- **Problem to work on**:
Work through the data line by line, gathering every line that has the word "Grecia".

[Recorded data]
-=-=-=-=-
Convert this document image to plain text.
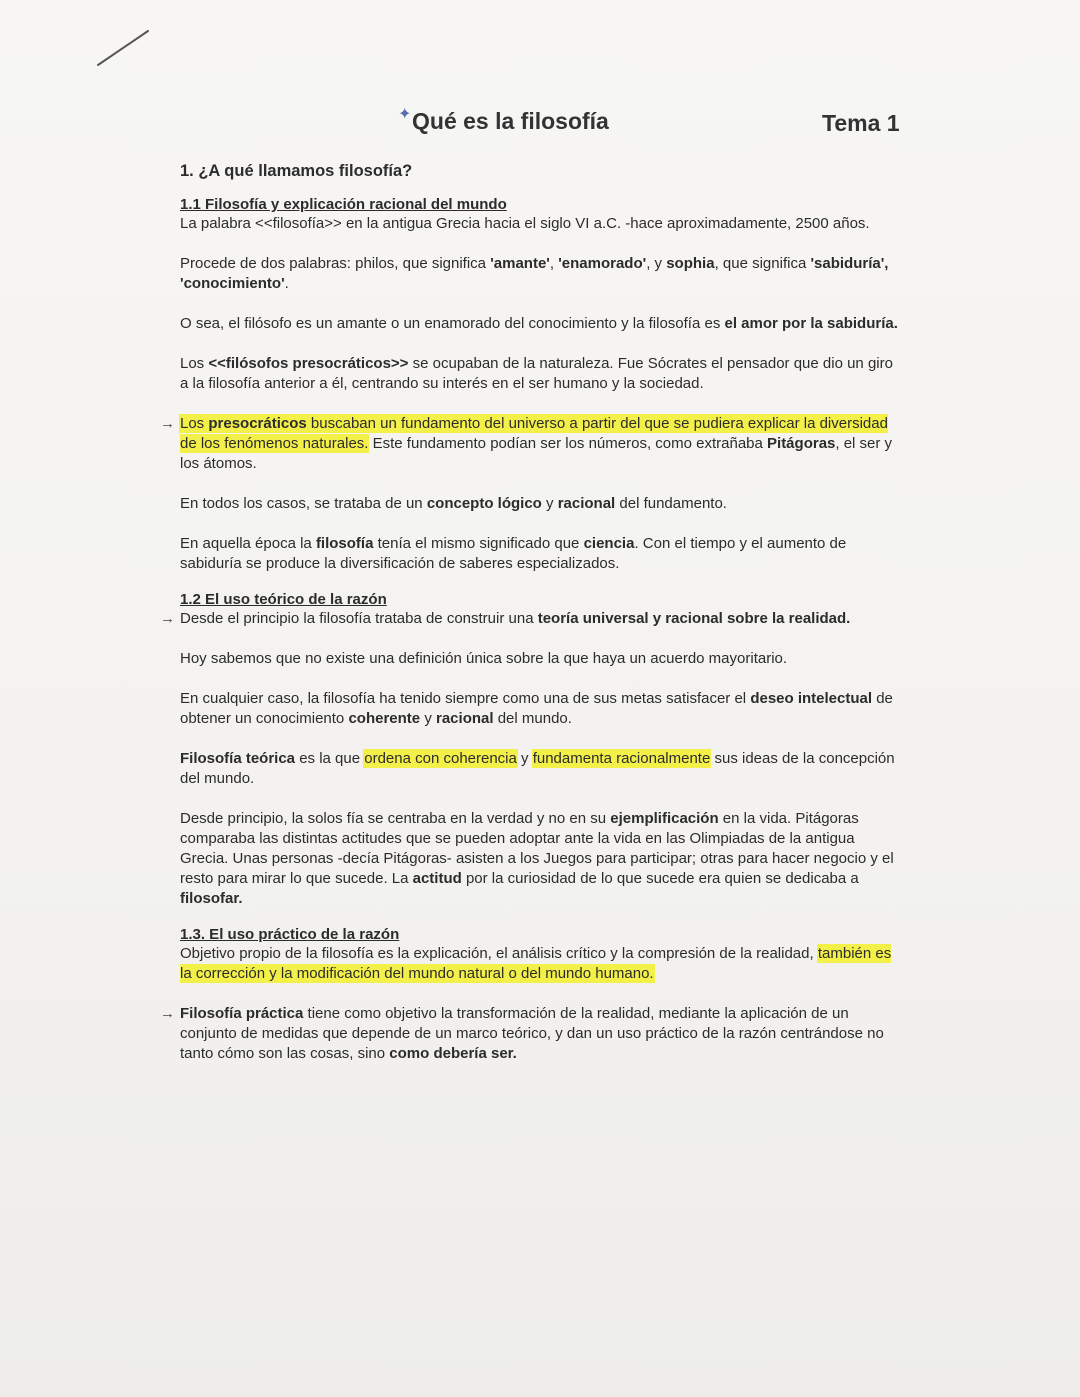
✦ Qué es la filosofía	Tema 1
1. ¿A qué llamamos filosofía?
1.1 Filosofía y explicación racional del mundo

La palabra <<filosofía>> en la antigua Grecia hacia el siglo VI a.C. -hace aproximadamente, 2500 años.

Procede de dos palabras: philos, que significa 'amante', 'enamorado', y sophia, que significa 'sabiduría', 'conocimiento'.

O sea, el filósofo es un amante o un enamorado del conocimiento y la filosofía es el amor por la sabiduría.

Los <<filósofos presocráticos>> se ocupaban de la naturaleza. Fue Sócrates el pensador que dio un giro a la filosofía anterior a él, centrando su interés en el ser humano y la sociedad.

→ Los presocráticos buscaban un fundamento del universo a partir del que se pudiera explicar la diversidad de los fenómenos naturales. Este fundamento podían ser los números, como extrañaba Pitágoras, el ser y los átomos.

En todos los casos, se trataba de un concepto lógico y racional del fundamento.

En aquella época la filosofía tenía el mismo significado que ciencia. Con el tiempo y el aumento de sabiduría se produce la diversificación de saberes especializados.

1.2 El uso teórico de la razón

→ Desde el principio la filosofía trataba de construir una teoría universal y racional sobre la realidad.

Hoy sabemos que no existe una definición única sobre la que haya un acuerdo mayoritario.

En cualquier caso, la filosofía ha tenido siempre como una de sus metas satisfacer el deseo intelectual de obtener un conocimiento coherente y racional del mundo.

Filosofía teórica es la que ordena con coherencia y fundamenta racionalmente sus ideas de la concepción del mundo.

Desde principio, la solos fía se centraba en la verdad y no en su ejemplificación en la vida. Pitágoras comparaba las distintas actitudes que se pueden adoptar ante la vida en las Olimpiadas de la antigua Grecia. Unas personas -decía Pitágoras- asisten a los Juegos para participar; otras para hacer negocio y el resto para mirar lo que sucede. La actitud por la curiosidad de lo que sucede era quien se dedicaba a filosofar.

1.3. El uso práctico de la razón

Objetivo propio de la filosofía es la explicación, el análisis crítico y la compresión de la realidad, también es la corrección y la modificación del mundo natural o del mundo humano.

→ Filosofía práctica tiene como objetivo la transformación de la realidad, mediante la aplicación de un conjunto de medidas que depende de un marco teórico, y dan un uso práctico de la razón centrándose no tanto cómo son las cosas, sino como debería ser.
-=-=-=-=-
- **Reply to the exercise**:
La palabra <<filosofía>> en la antigua Grecia hacia el siglo VI a.C. -hace aproximadamente, 2500 años.
Desde principio, la solos fía se centraba en la verdad y no en su ejemplificación en la vida. Pitágoras comparaba las distintas actitudes que se pueden adoptar ante la vida en las Olimpiadas de la antigua Grecia. Unas personas -decía Pitágoras- asisten a los Juegos para participar; otras para hacer negocio y el resto para mirar lo que sucede. La actitud por la curiosidad de lo que sucede era quien se dedicaba a filosofar.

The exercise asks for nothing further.